— RECORDS TO USE —
*****
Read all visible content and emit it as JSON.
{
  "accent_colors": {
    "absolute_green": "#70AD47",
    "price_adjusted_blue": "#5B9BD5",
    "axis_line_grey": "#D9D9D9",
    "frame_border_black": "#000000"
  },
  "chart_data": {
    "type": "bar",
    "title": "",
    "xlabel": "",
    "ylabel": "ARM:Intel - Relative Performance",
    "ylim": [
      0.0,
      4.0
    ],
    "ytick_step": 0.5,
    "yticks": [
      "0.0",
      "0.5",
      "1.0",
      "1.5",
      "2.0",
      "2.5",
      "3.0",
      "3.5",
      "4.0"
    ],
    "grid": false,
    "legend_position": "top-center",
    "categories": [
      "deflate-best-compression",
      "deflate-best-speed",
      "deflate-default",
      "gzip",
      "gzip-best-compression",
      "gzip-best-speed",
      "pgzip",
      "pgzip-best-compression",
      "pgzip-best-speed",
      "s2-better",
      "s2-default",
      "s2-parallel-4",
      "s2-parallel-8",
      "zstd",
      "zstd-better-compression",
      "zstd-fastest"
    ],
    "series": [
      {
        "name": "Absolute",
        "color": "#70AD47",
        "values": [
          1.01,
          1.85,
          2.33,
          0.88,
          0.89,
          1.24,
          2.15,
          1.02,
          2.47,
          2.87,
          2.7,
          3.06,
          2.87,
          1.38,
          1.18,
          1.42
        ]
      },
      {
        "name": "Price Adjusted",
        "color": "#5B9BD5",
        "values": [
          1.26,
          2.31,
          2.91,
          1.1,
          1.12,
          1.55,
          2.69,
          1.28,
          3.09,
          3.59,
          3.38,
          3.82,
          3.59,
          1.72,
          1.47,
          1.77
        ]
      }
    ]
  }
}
*****
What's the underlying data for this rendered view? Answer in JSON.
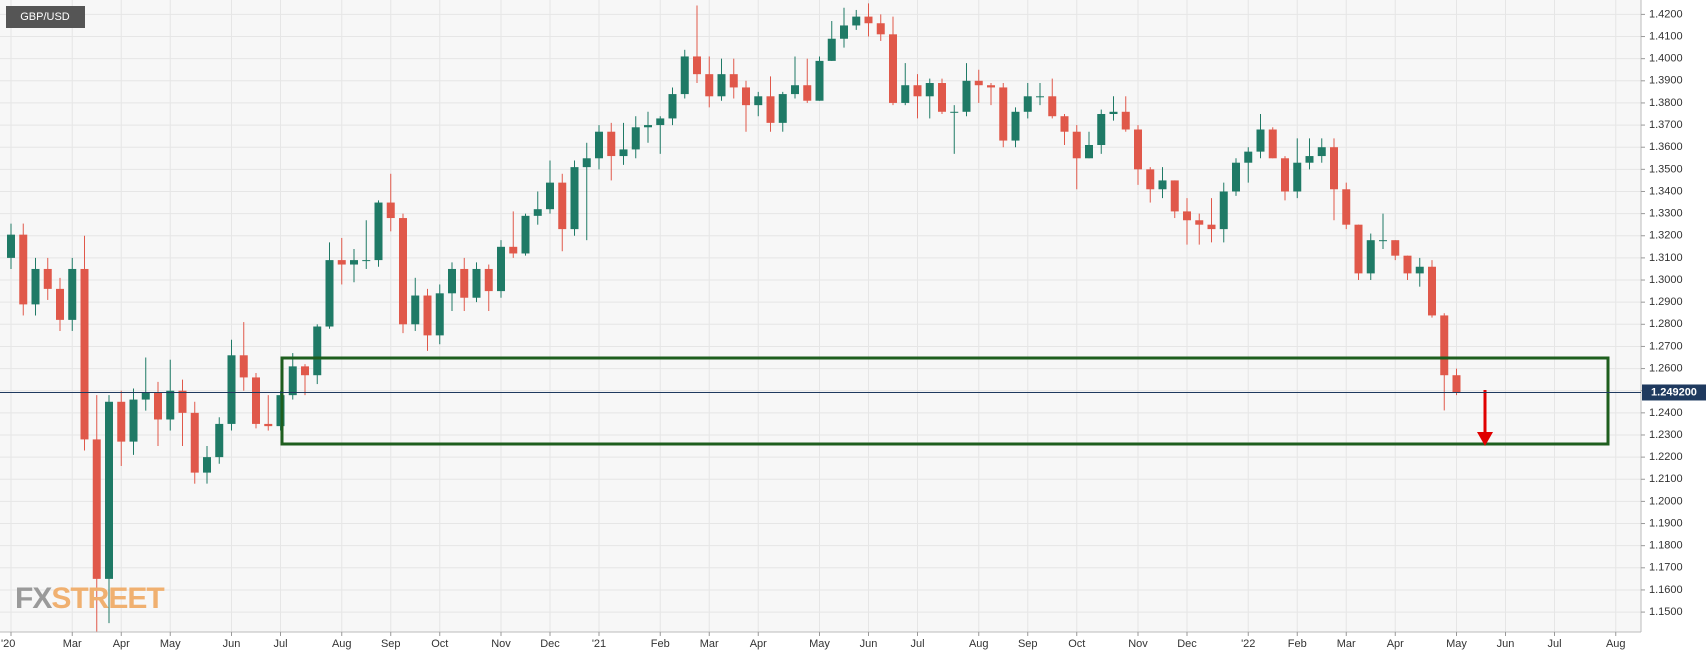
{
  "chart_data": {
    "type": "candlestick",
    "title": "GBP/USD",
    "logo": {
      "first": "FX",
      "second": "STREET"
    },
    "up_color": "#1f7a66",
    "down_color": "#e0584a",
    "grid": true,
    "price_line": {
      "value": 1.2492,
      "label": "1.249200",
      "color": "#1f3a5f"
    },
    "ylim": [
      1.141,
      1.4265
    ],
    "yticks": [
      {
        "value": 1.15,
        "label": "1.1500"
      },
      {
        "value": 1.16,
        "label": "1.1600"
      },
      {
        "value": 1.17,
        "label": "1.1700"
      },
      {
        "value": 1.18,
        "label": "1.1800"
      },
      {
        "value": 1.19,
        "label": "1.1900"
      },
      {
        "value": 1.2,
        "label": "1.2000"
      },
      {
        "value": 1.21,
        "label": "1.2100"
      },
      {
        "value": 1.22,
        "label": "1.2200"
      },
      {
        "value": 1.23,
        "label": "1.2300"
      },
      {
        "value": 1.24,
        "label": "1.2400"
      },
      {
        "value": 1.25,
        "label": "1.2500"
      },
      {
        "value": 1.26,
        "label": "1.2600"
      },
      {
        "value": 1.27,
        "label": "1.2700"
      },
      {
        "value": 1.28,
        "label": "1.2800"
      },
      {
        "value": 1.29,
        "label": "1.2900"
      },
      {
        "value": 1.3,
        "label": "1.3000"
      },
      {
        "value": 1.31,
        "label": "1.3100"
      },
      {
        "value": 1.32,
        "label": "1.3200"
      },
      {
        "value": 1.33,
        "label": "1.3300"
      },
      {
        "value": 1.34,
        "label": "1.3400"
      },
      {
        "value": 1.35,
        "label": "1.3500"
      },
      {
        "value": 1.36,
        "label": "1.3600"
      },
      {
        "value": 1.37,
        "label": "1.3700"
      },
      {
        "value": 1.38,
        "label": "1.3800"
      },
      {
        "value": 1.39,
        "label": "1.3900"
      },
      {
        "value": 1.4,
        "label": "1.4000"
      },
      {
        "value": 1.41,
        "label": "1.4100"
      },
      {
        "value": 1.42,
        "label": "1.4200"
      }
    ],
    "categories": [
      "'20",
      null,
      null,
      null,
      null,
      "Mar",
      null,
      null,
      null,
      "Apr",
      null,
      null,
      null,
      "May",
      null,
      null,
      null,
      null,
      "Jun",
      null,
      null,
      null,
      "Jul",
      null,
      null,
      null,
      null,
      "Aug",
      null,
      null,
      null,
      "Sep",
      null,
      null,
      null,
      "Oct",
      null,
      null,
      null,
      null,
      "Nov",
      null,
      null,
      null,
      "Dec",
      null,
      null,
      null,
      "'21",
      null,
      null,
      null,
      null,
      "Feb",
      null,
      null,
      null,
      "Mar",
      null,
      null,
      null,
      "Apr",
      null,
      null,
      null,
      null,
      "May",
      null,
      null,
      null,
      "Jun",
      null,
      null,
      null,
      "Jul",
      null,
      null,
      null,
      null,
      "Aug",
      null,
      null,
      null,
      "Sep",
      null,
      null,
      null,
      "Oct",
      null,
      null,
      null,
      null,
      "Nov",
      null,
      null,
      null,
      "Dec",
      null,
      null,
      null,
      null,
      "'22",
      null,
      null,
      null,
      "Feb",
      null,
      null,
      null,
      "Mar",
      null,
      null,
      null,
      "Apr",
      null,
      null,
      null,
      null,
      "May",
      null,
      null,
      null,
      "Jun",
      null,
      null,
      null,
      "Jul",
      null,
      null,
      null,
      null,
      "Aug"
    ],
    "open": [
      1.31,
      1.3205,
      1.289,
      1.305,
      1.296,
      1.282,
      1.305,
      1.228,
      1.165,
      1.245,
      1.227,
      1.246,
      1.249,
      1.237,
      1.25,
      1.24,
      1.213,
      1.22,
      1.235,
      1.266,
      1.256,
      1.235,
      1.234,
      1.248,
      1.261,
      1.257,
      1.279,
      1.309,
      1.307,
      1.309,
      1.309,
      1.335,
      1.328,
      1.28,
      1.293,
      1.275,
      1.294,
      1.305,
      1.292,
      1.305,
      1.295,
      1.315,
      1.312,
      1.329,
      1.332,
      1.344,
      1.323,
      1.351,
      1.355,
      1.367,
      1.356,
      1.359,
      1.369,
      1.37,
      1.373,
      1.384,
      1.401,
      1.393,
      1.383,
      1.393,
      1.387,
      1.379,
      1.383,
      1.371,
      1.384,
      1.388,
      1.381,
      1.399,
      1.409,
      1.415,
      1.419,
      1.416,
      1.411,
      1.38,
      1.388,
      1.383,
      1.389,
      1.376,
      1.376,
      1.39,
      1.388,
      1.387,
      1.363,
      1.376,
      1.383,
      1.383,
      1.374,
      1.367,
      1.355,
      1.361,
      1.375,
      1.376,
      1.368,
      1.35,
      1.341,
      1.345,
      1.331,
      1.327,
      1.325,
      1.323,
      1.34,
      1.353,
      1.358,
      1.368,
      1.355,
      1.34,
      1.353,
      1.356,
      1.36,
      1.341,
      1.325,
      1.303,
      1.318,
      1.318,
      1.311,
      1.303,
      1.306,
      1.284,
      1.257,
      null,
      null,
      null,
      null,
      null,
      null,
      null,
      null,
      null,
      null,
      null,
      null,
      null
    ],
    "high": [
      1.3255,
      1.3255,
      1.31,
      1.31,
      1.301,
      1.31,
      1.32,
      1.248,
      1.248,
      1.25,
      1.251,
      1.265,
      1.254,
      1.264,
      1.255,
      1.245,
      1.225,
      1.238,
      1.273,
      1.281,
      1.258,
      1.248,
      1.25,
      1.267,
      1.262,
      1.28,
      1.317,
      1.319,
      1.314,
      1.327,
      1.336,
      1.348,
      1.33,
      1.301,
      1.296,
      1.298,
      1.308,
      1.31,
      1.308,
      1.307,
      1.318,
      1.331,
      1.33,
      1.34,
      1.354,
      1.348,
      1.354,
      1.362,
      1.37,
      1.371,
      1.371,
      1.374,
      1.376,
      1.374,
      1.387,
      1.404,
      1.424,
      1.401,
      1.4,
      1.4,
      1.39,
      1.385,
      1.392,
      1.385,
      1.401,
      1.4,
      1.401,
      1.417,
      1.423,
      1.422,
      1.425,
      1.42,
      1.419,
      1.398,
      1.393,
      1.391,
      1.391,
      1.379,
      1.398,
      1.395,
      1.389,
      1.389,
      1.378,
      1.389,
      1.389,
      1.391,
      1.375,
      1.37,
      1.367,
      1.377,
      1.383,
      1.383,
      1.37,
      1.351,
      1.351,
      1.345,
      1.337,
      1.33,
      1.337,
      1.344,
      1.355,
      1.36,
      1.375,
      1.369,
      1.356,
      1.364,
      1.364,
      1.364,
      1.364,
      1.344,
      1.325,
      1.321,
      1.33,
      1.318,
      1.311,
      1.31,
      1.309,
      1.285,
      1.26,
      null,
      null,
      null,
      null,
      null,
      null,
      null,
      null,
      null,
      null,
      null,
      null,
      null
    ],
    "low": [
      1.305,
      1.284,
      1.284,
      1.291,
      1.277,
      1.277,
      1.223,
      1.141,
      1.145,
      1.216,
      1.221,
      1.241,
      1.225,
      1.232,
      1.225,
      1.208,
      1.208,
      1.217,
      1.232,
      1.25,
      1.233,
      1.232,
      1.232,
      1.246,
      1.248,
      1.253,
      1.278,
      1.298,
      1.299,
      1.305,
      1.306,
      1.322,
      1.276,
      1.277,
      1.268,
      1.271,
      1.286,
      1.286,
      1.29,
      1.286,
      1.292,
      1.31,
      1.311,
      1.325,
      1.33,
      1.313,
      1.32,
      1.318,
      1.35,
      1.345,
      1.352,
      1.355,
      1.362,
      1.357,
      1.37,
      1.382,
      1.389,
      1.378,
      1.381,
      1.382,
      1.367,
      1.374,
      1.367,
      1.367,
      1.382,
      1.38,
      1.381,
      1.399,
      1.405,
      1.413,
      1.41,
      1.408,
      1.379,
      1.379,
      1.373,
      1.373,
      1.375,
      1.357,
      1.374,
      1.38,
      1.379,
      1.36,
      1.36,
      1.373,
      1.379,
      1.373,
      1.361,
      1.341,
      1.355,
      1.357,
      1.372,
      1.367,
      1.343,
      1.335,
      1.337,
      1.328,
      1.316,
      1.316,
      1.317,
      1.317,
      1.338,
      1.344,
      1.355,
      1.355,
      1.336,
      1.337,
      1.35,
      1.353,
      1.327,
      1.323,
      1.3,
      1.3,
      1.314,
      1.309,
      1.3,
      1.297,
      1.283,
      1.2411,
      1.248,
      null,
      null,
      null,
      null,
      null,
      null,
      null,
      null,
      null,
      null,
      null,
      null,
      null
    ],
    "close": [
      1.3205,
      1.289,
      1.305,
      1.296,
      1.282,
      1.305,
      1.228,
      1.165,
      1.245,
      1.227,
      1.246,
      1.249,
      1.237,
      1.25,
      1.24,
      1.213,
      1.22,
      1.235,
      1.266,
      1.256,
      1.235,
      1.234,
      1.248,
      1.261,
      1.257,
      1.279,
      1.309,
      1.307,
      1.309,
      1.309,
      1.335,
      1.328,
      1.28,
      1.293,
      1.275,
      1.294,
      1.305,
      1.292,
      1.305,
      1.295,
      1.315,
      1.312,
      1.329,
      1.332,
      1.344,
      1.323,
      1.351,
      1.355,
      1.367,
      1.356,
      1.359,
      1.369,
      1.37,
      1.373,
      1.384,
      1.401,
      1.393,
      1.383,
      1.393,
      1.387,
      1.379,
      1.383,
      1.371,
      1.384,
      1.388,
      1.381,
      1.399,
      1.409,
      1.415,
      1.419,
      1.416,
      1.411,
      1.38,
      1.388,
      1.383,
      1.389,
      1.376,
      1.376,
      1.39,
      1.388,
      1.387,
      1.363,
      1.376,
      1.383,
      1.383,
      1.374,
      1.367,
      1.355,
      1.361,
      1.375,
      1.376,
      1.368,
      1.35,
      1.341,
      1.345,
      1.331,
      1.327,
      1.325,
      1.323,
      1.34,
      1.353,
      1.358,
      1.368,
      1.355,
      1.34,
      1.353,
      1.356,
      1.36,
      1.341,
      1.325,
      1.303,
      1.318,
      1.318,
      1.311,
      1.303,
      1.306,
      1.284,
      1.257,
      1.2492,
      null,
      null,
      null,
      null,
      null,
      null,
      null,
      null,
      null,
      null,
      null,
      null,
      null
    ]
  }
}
*****
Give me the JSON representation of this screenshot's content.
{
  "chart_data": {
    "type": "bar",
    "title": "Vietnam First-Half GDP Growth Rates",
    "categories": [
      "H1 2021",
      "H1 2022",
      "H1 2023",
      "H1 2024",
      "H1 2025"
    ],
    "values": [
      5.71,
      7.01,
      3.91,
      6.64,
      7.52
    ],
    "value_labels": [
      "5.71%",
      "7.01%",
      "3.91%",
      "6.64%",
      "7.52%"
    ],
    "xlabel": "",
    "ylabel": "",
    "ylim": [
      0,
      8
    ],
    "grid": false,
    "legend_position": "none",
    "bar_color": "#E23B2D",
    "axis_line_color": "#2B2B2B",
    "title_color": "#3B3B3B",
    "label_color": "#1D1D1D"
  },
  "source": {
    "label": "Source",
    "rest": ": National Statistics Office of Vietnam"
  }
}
*****
— WHAT THE TASK ASKS —
Which lines contain the word "speed"? Copy each of them.

— SOLVED PROBLEM —
      "deflate-best-speed",
      "gzip-best-speed",
      "pgzip-best-speed",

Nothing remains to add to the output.